- **SET PROBLEM**: Repeat each entry as written, dropping any picture you find.

Source data:

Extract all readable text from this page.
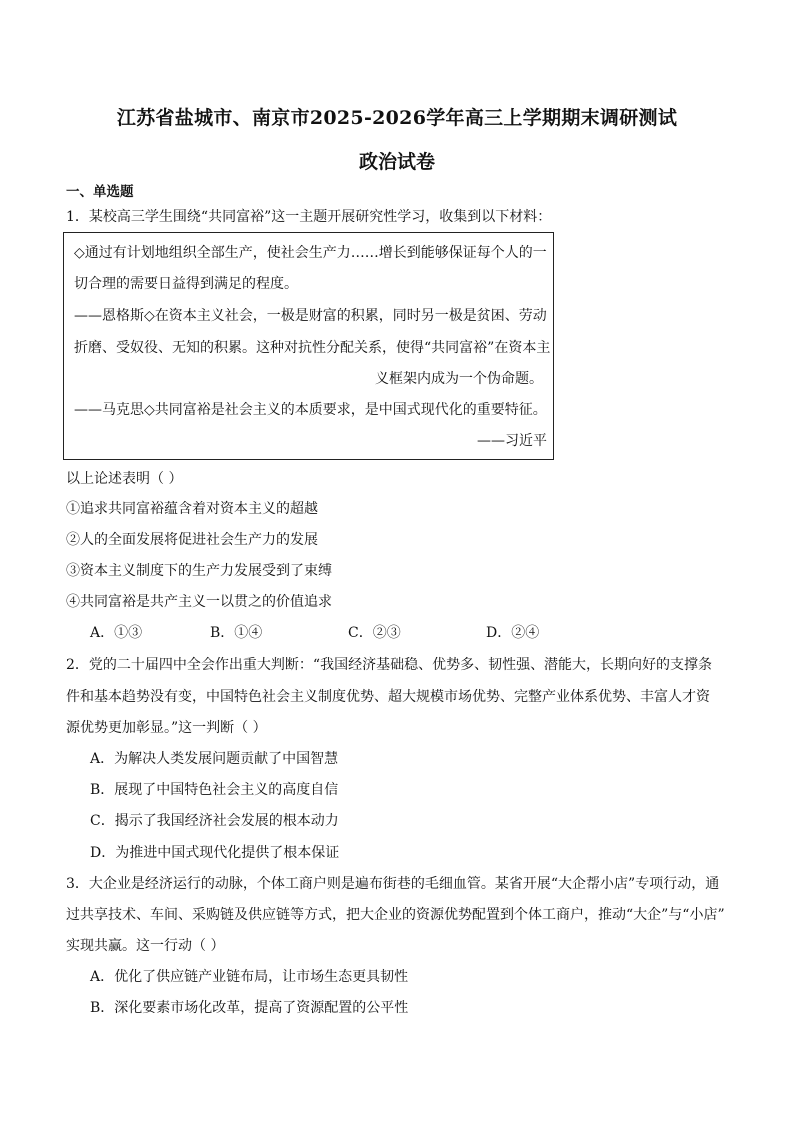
江苏省盐城市、南京市2025-2026学年高三上学期期末调研测试
政治试卷
一、单选题
1．某校高三学生围绕“共同富裕”这一主题开展研究性学习，收集到以下材料：
◇通过有计划地组织全部生产，使社会生产力……增长到能够保证每个人的一
切合理的需要日益得到满足的程度。
——恩格斯◇在资本主义社会，一极是财富的积累，同时另一极是贫困、劳动
折磨、受奴役、无知的积累。这种对抗性分配关系，使得“共同富裕”在资本主
义框架内成为一个伪命题。
——马克思◇共同富裕是社会主义的本质要求，是中国式现代化的重要特征。
——习近平
以上论述表明（ ）
①追求共同富裕蕴含着对资本主义的超越
②人的全面发展将促进社会生产力的发展
③资本主义制度下的生产力发展受到了束缚
④共同富裕是共产主义一以贯之的价值追求
A．①③	B．①④	C．②③	D．②④
2．党的二十届四中全会作出重大判断：“我国经济基础稳、优势多、韧性强、潜能大，长期向好的支撑条
件和基本趋势没有变，中国特色社会主义制度优势、超大规模市场优势、完整产业体系优势、丰富人才资
源优势更加彰显。”这一判断（ ）
A．为解决人类发展问题贡献了中国智慧
B．展现了中国特色社会主义的高度自信
C．揭示了我国经济社会发展的根本动力
D．为推进中国式现代化提供了根本保证
3．大企业是经济运行的动脉，个体工商户则是遍布街巷的毛细血管。某省开展“大企帮小店”专项行动，通
过共享技术、车间、采购链及供应链等方式，把大企业的资源优势配置到个体工商户，推动“大企”与“小店”
实现共赢。这一行动（ ）
A．优化了供应链产业链布局，让市场生态更具韧性
B．深化要素市场化改革，提高了资源配置的公平性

- **OUTPUT BELOW**:
Extract all readable text from this page.
江苏省盐城市、南京市2025-2026学年高三上学期期末调研测试
政治试卷
一、单选题
1．某校高三学生围绕“共同富裕”这一主题开展研究性学习，收集到以下材料：
◇通过有计划地组织全部生产，使社会生产力……增长到能够保证每个人的一
切合理的需要日益得到满足的程度。
——恩格斯◇在资本主义社会，一极是财富的积累，同时另一极是贫困、劳动
折磨、受奴役、无知的积累。这种对抗性分配关系，使得“共同富裕”在资本主
义框架内成为一个伪命题。
——马克思◇共同富裕是社会主义的本质要求，是中国式现代化的重要特征。
——习近平
以上论述表明（ ）
①追求共同富裕蕴含着对资本主义的超越
②人的全面发展将促进社会生产力的发展
③资本主义制度下的生产力发展受到了束缚
④共同富裕是共产主义一以贯之的价值追求
A．①③	B．①④	C．②③	D．②④
2．党的二十届四中全会作出重大判断：“我国经济基础稳、优势多、韧性强、潜能大，长期向好的支撑条
件和基本趋势没有变，中国特色社会主义制度优势、超大规模市场优势、完整产业体系优势、丰富人才资
源优势更加彰显。”这一判断（ ）
A．为解决人类发展问题贡献了中国智慧
B．展现了中国特色社会主义的高度自信
C．揭示了我国经济社会发展的根本动力
D．为推进中国式现代化提供了根本保证
3．大企业是经济运行的动脉，个体工商户则是遍布街巷的毛细血管。某省开展“大企帮小店”专项行动，通
过共享技术、车间、采购链及供应链等方式，把大企业的资源优势配置到个体工商户，推动“大企”与“小店”
实现共赢。这一行动（ ）
A．优化了供应链产业链布局，让市场生态更具韧性
B．深化要素市场化改革，提高了资源配置的公平性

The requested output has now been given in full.